> Your assignment
An exact transcription of all the data is required; the pictures are to be left out.

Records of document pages
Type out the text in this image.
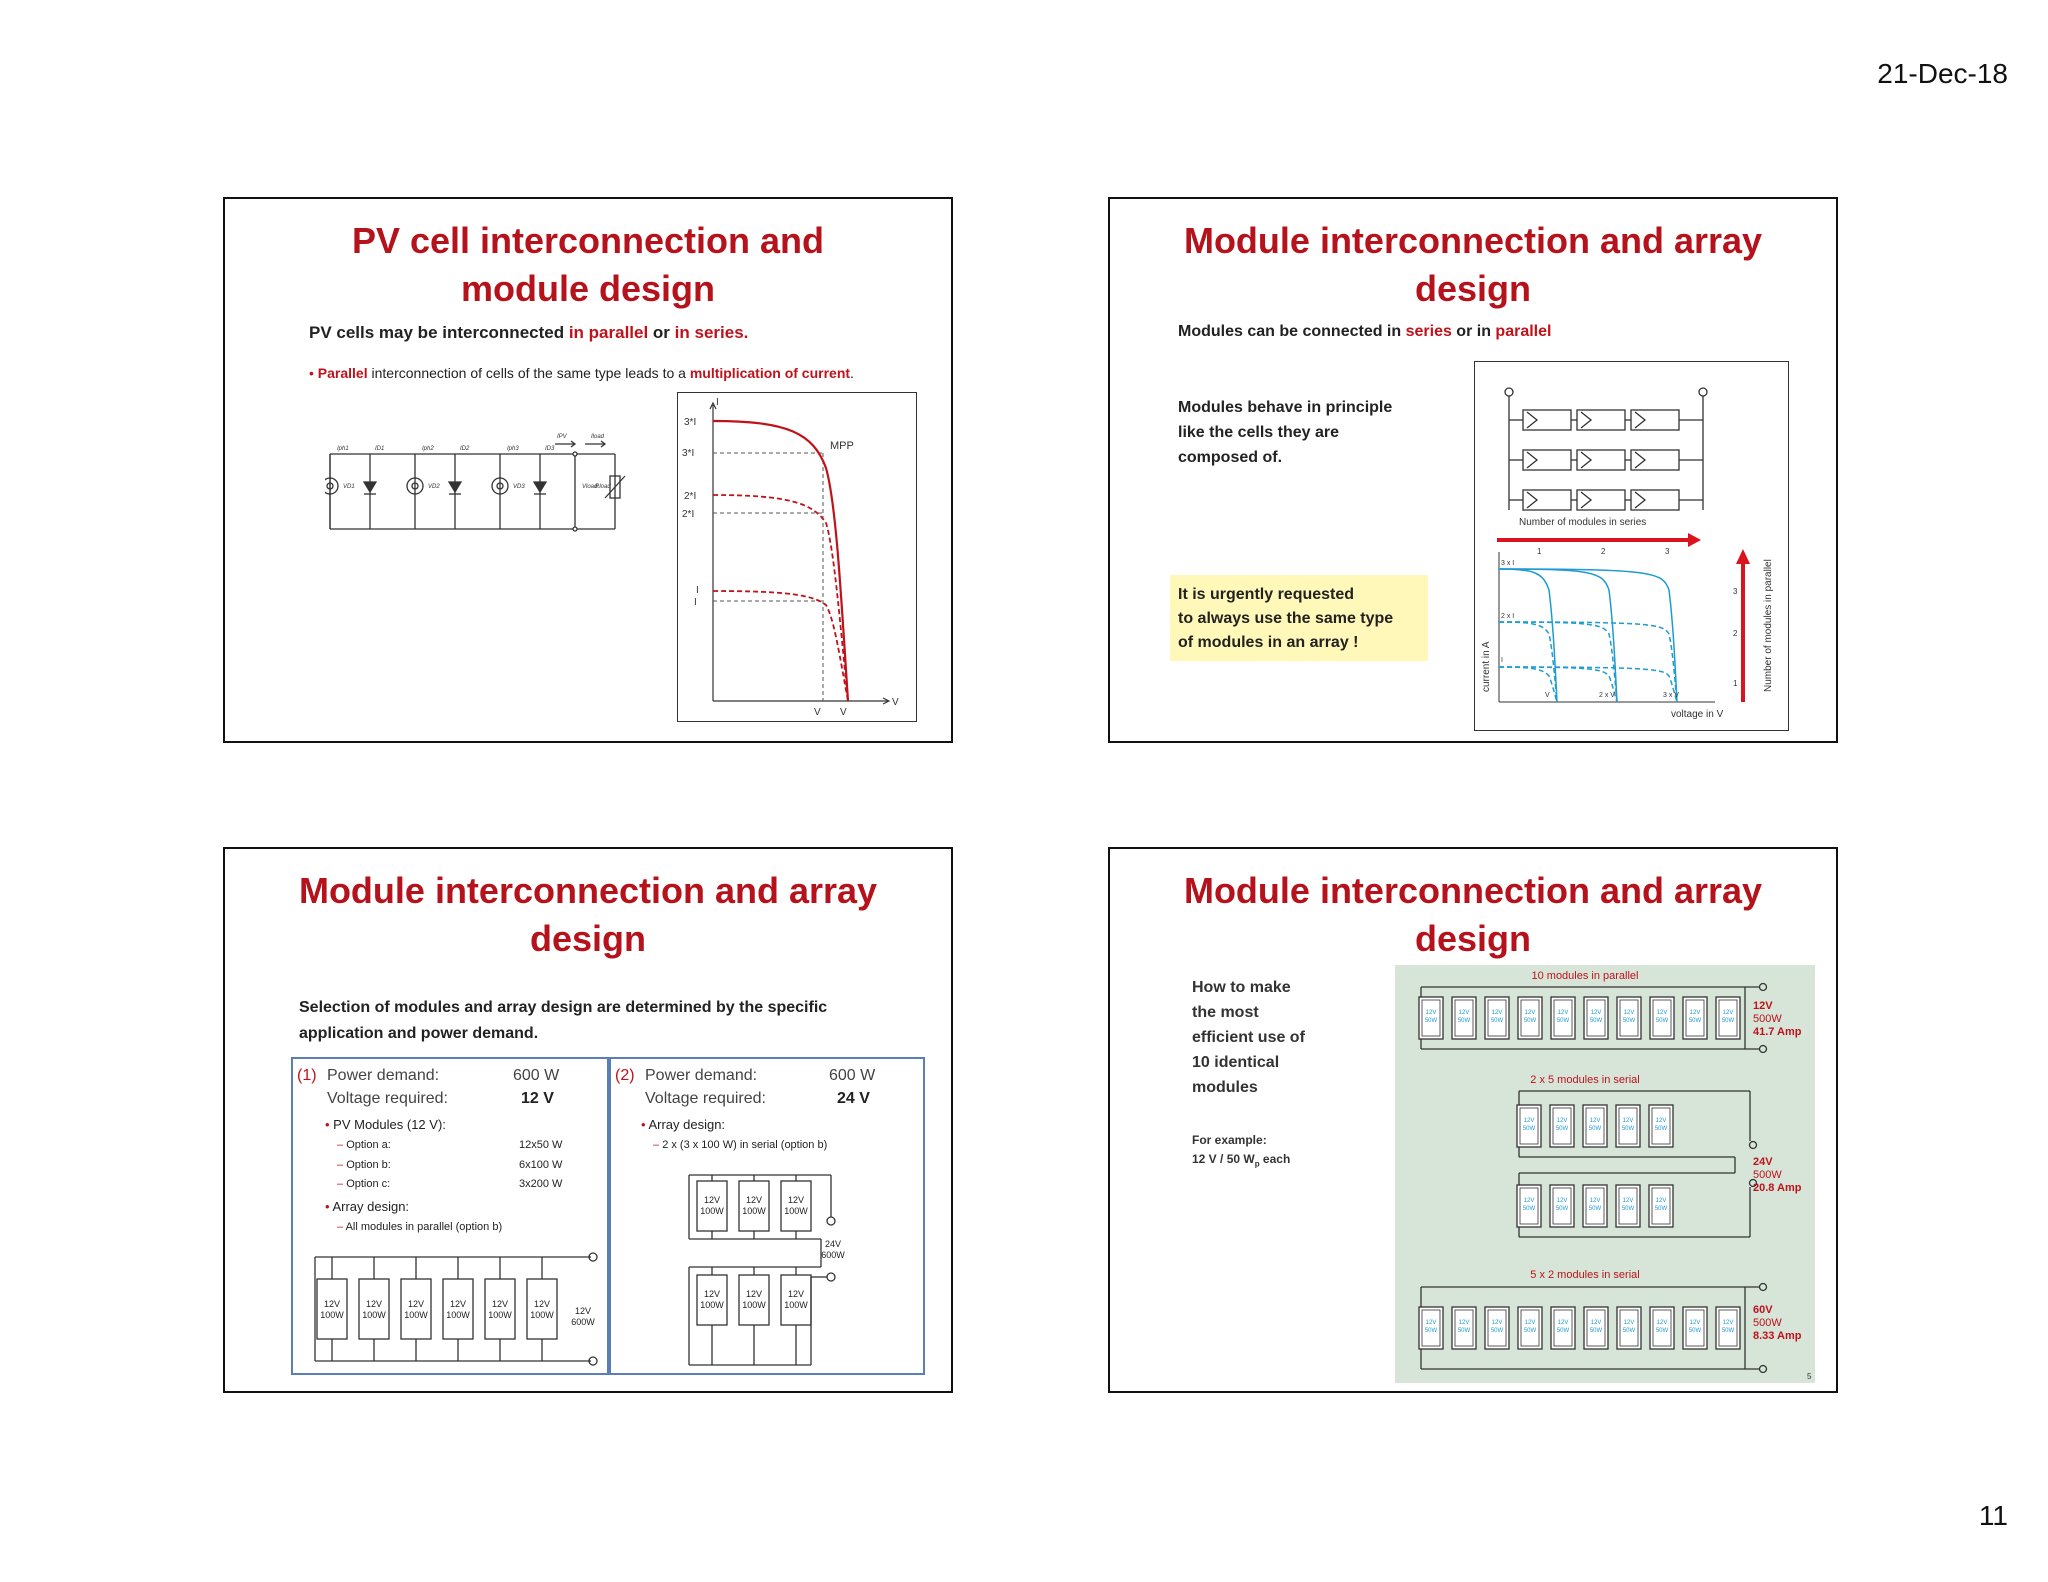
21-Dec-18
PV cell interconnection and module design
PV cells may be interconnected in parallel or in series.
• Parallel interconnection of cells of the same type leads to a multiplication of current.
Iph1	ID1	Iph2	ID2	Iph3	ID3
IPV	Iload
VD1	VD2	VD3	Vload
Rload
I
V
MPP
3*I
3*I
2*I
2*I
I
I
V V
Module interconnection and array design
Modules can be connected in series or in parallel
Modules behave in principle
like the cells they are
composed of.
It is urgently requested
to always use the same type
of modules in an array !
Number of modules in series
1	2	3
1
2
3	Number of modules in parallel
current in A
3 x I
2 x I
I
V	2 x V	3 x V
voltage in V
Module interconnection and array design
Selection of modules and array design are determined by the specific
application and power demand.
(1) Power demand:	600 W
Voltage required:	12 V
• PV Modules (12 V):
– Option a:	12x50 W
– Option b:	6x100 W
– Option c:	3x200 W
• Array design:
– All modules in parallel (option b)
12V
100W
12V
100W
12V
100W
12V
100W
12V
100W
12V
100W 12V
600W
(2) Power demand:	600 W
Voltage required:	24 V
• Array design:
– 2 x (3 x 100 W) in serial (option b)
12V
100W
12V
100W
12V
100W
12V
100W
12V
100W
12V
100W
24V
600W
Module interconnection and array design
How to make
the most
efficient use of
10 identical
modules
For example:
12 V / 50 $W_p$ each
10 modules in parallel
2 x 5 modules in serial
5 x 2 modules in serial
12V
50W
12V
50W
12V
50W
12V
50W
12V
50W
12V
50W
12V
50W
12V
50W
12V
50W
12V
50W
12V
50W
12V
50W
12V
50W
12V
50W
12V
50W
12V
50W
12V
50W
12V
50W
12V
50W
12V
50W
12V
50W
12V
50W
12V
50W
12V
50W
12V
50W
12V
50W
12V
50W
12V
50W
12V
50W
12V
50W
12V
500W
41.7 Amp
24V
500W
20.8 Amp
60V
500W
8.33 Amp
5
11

> Response to the task
Type out the text in this image.
21-Dec-18
PV cell interconnection and module design
PV cells may be interconnected in parallel or in series.
• Parallel interconnection of cells of the same type leads to a multiplication of current.
Iph1	ID1	Iph2	ID2	Iph3	ID3
IPV	Iload
VD1	VD2	VD3	Vload
Rload
I
V
MPP
3*I
3*I
2*I
2*I
I
I
V V
Module interconnection and array design
Modules can be connected in series or in parallel
Modules behave in principle
like the cells they are
composed of.
It is urgently requested
to always use the same type
of modules in an array !
Number of modules in series
1	2	3
1
2
3	Number of modules in parallel
current in A
3 x I
2 x I
I
V	2 x V	3 x V
voltage in V
Module interconnection and array design
Selection of modules and array design are determined by the specific
application and power demand.
(1) Power demand:	600 W
Voltage required:	12 V
• PV Modules (12 V):
– Option a:	12x50 W
– Option b:	6x100 W
– Option c:	3x200 W
• Array design:
– All modules in parallel (option b)
12V
100W
12V
100W
12V
100W
12V
100W
12V
100W
12V
100W 12V
600W
(2) Power demand:	600 W
Voltage required:	24 V
• Array design:
– 2 x (3 x 100 W) in serial (option b)
12V
100W
12V
100W
12V
100W
12V
100W
12V
100W
12V
100W
24V
600W
Module interconnection and array design
How to make
the most
efficient use of
10 identical
modules
For example:
12 V / 50 $W_p$ each
10 modules in parallel
2 x 5 modules in serial
5 x 2 modules in serial
12V
50W
12V
50W
12V
50W
12V
50W
12V
50W
12V
50W
12V
50W
12V
50W
12V
50W
12V
50W
12V
50W
12V
50W
12V
50W
12V
50W
12V
50W
12V
50W
12V
50W
12V
50W
12V
50W
12V
50W
12V
50W
12V
50W
12V
50W
12V
50W
12V
50W
12V
50W
12V
50W
12V
50W
12V
50W
12V
50W
12V
500W
41.7 Amp
24V
500W
20.8 Amp
60V
500W
8.33 Amp
5
11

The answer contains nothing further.